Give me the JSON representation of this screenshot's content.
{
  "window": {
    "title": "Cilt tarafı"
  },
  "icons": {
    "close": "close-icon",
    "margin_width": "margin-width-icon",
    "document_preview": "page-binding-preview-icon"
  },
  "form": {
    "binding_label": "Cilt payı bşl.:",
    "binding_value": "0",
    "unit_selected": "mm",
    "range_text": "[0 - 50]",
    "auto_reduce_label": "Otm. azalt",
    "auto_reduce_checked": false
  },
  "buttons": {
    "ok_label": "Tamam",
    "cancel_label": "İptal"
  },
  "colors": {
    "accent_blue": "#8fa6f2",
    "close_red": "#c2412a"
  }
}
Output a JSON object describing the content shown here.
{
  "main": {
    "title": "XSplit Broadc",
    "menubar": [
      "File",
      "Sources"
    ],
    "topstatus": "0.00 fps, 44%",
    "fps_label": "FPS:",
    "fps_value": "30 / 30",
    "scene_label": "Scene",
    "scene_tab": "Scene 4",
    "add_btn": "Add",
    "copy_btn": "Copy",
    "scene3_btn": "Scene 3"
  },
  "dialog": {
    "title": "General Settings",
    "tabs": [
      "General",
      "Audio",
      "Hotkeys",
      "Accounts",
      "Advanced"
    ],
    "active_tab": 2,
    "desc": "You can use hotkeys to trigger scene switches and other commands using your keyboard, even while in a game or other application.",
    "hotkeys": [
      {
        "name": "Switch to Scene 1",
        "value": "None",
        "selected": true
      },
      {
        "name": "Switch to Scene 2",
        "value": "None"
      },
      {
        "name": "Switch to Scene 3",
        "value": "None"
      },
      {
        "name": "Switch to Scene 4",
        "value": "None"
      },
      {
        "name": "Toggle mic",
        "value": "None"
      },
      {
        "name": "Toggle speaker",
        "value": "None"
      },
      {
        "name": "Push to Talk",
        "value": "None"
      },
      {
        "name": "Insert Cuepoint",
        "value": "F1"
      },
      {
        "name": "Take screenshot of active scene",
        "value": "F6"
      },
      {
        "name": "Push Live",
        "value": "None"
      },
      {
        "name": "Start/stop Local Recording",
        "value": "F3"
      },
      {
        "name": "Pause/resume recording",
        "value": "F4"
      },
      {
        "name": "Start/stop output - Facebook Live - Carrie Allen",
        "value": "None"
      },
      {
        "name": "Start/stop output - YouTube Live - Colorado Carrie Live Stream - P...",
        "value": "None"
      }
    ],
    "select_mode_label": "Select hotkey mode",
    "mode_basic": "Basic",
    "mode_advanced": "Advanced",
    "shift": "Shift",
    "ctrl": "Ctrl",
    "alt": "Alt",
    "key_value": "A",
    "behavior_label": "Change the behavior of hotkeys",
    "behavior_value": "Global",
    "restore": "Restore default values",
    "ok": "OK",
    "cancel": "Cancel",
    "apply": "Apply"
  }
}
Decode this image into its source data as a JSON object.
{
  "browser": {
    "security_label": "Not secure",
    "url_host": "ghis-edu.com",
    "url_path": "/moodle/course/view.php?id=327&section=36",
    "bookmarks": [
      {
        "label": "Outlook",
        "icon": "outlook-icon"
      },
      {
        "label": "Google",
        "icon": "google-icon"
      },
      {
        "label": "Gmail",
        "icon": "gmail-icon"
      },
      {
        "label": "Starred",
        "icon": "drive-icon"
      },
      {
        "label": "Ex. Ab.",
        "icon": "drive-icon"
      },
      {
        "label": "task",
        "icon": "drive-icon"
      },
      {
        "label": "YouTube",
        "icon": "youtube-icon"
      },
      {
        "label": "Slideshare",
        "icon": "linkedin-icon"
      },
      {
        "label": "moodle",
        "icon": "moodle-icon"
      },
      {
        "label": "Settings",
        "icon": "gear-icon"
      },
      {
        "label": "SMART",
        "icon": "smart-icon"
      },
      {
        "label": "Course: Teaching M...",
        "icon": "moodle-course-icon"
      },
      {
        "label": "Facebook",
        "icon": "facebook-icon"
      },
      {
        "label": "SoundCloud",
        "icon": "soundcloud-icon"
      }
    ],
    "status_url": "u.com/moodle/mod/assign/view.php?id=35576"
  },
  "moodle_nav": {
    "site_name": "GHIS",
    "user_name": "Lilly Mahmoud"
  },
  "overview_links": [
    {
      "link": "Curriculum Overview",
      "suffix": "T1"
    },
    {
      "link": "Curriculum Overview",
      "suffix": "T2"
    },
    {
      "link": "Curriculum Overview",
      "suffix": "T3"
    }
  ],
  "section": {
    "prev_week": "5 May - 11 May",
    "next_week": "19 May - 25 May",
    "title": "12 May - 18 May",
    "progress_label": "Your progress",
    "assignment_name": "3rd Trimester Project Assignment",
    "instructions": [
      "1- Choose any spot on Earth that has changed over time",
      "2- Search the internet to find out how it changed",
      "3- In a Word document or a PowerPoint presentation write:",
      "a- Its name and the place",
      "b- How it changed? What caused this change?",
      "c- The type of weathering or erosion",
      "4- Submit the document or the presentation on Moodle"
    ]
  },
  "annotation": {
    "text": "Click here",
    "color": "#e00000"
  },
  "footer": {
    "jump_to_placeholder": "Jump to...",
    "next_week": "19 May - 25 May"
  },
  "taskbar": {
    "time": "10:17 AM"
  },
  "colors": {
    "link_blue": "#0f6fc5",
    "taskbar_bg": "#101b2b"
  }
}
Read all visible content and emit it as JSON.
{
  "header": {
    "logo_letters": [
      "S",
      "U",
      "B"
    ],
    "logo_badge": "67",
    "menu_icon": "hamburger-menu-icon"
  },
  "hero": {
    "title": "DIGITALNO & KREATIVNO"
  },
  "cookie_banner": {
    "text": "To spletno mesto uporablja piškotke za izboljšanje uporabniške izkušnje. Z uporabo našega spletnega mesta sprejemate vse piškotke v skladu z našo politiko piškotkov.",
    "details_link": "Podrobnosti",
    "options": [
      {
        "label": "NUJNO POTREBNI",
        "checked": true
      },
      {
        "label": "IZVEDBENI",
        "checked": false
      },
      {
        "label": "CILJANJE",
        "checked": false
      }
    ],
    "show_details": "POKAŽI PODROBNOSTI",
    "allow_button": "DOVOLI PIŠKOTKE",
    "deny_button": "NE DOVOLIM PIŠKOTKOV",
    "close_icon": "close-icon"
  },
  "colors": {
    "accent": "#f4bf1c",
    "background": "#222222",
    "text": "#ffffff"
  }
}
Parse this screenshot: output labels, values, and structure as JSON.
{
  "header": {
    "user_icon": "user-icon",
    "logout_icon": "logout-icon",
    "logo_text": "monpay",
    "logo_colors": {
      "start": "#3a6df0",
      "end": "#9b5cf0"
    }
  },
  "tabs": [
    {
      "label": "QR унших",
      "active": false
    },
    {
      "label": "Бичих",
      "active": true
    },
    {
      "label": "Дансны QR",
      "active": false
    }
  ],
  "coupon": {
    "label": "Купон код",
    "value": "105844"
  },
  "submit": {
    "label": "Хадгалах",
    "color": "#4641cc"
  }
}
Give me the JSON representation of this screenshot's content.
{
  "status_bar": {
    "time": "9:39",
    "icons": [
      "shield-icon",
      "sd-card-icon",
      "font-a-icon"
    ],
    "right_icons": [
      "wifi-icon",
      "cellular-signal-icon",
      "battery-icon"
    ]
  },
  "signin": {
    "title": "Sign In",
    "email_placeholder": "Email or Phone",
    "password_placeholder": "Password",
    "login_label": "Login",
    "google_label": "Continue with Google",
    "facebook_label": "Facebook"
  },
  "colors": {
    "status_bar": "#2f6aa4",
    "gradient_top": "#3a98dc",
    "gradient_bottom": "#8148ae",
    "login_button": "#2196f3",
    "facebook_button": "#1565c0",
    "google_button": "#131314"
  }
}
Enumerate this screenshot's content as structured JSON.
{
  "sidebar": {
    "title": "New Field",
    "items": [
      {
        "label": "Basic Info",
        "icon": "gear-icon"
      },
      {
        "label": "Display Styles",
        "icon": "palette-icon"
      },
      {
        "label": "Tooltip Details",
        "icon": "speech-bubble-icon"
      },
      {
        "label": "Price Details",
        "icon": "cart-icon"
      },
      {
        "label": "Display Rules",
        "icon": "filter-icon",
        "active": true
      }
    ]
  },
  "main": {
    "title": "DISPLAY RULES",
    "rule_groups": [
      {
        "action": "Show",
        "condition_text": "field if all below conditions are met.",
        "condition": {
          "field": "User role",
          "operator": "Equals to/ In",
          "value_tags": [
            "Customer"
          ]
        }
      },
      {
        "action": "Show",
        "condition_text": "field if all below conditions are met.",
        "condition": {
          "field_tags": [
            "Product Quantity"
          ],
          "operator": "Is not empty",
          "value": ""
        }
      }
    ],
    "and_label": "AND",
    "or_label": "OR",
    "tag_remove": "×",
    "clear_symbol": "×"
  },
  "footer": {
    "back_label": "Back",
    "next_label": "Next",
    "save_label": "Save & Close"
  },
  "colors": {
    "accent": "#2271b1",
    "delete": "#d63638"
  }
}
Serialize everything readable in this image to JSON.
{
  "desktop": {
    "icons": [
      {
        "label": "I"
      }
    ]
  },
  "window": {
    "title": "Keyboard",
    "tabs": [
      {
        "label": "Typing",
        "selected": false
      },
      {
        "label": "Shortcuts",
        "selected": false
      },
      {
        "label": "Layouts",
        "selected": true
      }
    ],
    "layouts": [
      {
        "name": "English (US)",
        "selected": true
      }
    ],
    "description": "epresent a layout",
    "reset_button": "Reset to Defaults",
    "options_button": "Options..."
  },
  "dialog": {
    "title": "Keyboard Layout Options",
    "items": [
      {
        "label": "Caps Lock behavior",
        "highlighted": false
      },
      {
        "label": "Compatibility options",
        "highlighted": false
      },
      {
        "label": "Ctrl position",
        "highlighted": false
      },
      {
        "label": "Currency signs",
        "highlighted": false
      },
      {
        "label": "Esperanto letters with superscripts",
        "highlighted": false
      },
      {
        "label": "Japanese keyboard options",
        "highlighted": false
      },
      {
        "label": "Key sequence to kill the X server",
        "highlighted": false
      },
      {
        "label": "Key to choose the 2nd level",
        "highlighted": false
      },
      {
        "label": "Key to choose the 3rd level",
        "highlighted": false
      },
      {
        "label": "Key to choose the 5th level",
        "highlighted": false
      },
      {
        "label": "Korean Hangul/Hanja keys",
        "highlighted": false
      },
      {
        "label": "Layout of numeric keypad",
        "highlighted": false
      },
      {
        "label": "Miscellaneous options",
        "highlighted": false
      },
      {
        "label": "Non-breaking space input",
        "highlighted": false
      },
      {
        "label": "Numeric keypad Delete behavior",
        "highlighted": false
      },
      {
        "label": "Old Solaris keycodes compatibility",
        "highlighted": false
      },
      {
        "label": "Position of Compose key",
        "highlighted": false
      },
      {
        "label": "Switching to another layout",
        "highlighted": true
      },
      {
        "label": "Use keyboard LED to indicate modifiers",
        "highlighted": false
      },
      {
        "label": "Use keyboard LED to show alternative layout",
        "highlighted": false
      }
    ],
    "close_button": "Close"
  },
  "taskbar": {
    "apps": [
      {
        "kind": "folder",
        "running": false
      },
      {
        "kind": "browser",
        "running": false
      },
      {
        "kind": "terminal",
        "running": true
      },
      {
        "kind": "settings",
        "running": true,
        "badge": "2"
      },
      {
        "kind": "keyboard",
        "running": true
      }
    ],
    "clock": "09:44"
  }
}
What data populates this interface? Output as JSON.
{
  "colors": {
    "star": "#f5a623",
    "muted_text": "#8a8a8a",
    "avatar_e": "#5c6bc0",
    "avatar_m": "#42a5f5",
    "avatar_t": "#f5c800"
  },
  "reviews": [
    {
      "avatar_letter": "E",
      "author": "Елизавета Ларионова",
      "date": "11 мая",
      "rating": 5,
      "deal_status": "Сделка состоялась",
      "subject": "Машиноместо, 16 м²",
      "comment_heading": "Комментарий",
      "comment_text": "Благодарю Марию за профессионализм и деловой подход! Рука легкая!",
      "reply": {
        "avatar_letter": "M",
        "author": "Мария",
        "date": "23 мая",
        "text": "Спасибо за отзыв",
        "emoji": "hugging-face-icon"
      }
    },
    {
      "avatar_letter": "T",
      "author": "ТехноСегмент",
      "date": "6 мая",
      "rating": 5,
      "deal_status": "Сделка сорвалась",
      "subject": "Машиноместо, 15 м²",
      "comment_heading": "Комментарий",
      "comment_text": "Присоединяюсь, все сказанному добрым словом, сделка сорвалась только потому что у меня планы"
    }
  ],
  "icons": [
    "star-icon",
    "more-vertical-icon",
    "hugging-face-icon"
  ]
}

--------

* Aim of the exercise: Give the count of lines in the records that contain "screenshot", and no other text.

* Solved problem: 5